To be done:
Write out the lines of the records word for word, starting at the line that contains "volume-bar (464, 493, 467, 522)" and ending at the line that contains "volume-bar (199, 494, 202, 522)". Include both of those lines.

Stored records:

┌──

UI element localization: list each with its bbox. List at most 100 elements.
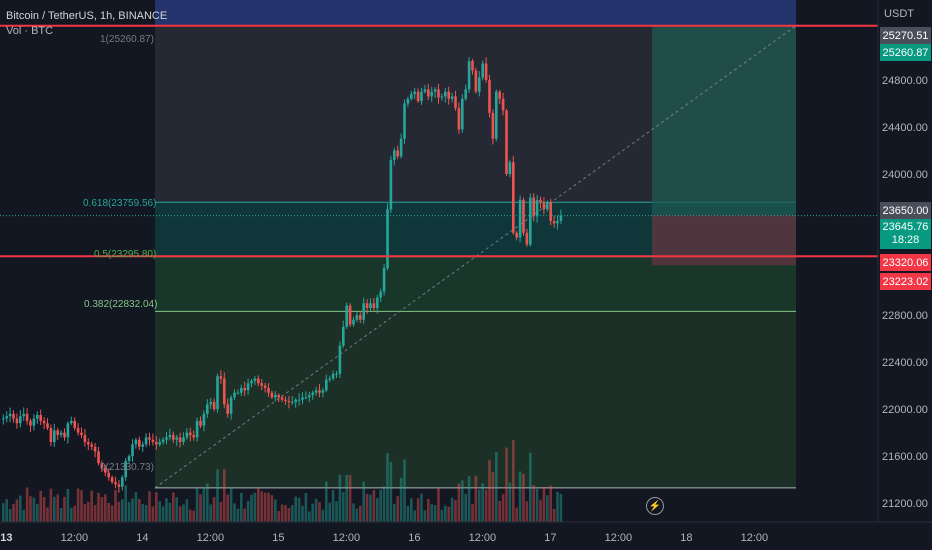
volume-bar (464, 493, 467, 522)
candle (257, 378, 260, 384)
candle (535, 199, 539, 217)
volume-bar (63, 496, 66, 522)
candle (454, 96, 457, 109)
volume-bar (488, 459, 491, 522)
candle (192, 435, 195, 438)
volume-bar (29, 496, 32, 522)
volume-bar (365, 493, 369, 522)
volume-bar (481, 483, 484, 522)
volume-bar (467, 476, 471, 522)
candle (138, 439, 141, 447)
x-tick-label: 12:00 (197, 532, 225, 544)
volume-bar (2, 503, 5, 522)
candle (15, 418, 19, 424)
y-tick-label: 22800.00 (882, 310, 928, 322)
candle (325, 379, 328, 391)
volume-bar (430, 504, 433, 522)
x-tick-label: 13 (0, 532, 12, 544)
volume-label[interactable]: Vol · BTC (6, 25, 54, 37)
candle (49, 427, 53, 443)
volume-bar (216, 469, 219, 522)
candle (403, 103, 406, 139)
volume-bar (219, 501, 223, 522)
candle (314, 390, 318, 393)
chart-legend: Bitcoin / TetherUS, 1h, BINANCE Vol · BT… (6, 10, 167, 37)
candle (175, 437, 178, 440)
volume-bar (53, 496, 56, 522)
volume-bar (501, 494, 505, 522)
volume-bar (542, 486, 546, 522)
volume-bar (175, 497, 178, 522)
volume-bar (107, 503, 110, 522)
y-tick-label: 24400.00 (882, 122, 928, 134)
candle (161, 439, 165, 443)
volume-bar (223, 469, 226, 522)
candle (396, 150, 399, 157)
candle (478, 77, 481, 92)
volume-bar (325, 481, 328, 522)
candle (253, 378, 257, 381)
candle (433, 89, 437, 92)
candle (243, 387, 246, 391)
candle (110, 477, 114, 483)
volume-bar (66, 488, 70, 522)
volume-bar (396, 496, 399, 522)
volume-bar (117, 501, 121, 522)
volume-bar (15, 499, 19, 522)
volume-bar (267, 492, 270, 522)
volume-bar (199, 494, 202, 522)
candle (474, 70, 478, 92)
fib-zone-0382-0 (155, 311, 796, 488)
candle (212, 402, 216, 410)
candle (158, 442, 161, 445)
candle (12, 413, 15, 419)
volume-bar (379, 489, 382, 522)
volume-bar (447, 506, 450, 522)
volume-bar (413, 510, 416, 522)
candle (53, 430, 56, 443)
volume-bar (280, 504, 284, 522)
volume-bar (433, 505, 437, 522)
fib-label-05: 0.5(23295.80) (94, 249, 157, 260)
volume-bar (308, 511, 311, 522)
fib-label-0: 0(21330.73) (100, 462, 154, 473)
volume-bar (546, 495, 549, 522)
volume-bar (246, 500, 250, 522)
volume-bar (189, 509, 192, 522)
volume-bar (263, 492, 267, 522)
candle (430, 91, 433, 97)
symbol-title[interactable]: Bitcoin / TetherUS, 1h, BINANCE (6, 10, 168, 22)
volume-bar (93, 505, 97, 522)
flash-icon[interactable]: ⚡ (646, 497, 664, 515)
candle (539, 199, 542, 203)
candle (263, 385, 267, 388)
candle (280, 397, 284, 400)
volume-bar (155, 492, 158, 522)
volume-bar (97, 492, 100, 522)
candle (199, 420, 202, 426)
candle (250, 380, 253, 384)
volume-bar (369, 494, 372, 522)
price-tag-entry: 23650.00 (880, 202, 931, 219)
candle (501, 98, 505, 111)
volume-bar (56, 494, 59, 522)
candle (311, 392, 314, 396)
volume-bar (5, 499, 8, 522)
candle (63, 432, 66, 438)
volume-bar (127, 501, 131, 522)
volume-bar (229, 487, 233, 522)
volume-bar (556, 491, 559, 522)
fib-label-0618: 0.618(23759.56) (83, 198, 157, 209)
candle (423, 89, 427, 92)
candle (100, 463, 104, 468)
volume-bar (518, 471, 522, 522)
volume-bar (450, 497, 454, 522)
volume-bar (311, 503, 314, 522)
candle (304, 397, 308, 399)
candle (525, 232, 529, 245)
volume-bar (331, 490, 335, 522)
candle (151, 439, 155, 443)
candle (508, 162, 512, 174)
volume-bar (90, 490, 93, 522)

└──

Solution for this task:
volume-bar (464, 493, 467, 522)
candle (257, 378, 260, 384)
candle (535, 199, 539, 217)
volume-bar (63, 496, 66, 522)
candle (454, 96, 457, 109)
volume-bar (488, 459, 491, 522)
candle (192, 435, 195, 438)
volume-bar (29, 496, 32, 522)
volume-bar (365, 493, 369, 522)
volume-bar (481, 483, 484, 522)
volume-bar (467, 476, 471, 522)
candle (138, 439, 141, 447)
x-tick-label: 12:00 (197, 532, 225, 544)
volume-bar (2, 503, 5, 522)
candle (15, 418, 19, 424)
y-tick-label: 22800.00 (882, 310, 928, 322)
candle (325, 379, 328, 391)
volume-bar (430, 504, 433, 522)
x-tick-label: 13 (0, 532, 12, 544)
volume-label[interactable]: Vol · BTC (6, 25, 54, 37)
candle (49, 427, 53, 443)
volume-bar (216, 469, 219, 522)
candle (403, 103, 406, 139)
volume-bar (219, 501, 223, 522)
candle (314, 390, 318, 393)
chart-legend: Bitcoin / TetherUS, 1h, BINANCE Vol · BT… (6, 10, 167, 37)
candle (175, 437, 178, 440)
volume-bar (53, 496, 56, 522)
volume-bar (501, 494, 505, 522)
volume-bar (542, 486, 546, 522)
volume-bar (175, 497, 178, 522)
volume-bar (107, 503, 110, 522)
y-tick-label: 24400.00 (882, 122, 928, 134)
candle (161, 439, 165, 443)
volume-bar (223, 469, 226, 522)
candle (396, 150, 399, 157)
candle (478, 77, 481, 92)
volume-bar (325, 481, 328, 522)
candle (253, 378, 257, 381)
candle (433, 89, 437, 92)
candle (243, 387, 246, 391)
candle (110, 477, 114, 483)
volume-bar (66, 488, 70, 522)
volume-bar (396, 496, 399, 522)
volume-bar (117, 501, 121, 522)
volume-bar (15, 499, 19, 522)
volume-bar (267, 492, 270, 522)
volume-bar (199, 494, 202, 522)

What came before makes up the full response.